## Task requirements:
Filter these entries, keeping only lines that hold the word "marker".

## Available records:

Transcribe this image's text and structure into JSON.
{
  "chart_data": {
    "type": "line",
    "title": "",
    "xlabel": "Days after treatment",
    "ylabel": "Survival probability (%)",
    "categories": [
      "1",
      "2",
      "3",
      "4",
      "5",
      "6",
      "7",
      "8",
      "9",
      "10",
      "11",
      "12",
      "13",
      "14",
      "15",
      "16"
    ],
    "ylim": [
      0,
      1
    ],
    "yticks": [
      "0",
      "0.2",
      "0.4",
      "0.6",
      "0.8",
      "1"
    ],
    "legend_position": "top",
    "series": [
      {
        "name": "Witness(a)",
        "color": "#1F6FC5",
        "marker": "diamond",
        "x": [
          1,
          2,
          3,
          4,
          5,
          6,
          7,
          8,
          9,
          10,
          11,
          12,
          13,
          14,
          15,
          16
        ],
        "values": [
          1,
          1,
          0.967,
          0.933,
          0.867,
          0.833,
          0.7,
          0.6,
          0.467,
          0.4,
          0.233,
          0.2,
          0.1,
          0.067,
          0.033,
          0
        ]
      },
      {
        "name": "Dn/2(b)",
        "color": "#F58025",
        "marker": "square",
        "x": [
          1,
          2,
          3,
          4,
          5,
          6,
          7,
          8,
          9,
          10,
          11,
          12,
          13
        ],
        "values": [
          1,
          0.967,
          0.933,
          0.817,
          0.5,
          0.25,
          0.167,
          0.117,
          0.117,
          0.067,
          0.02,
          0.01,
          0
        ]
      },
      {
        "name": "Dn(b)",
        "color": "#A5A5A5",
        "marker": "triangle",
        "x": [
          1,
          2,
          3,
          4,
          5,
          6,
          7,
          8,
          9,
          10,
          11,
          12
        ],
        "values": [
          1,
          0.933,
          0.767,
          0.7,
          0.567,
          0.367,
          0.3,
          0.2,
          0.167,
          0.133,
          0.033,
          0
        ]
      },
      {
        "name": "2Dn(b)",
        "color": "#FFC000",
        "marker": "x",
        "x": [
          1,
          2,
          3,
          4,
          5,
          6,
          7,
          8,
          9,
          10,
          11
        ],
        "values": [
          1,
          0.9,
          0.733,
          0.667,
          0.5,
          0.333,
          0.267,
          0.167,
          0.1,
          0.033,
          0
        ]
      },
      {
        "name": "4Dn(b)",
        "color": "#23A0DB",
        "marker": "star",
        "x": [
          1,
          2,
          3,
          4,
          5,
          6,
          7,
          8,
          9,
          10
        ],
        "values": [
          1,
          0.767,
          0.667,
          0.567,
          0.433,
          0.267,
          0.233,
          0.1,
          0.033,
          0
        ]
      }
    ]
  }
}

## Complete output:
        "marker": "diamond",
        "marker": "square",
        "marker": "triangle",
        "marker": "x",
        "marker": "star",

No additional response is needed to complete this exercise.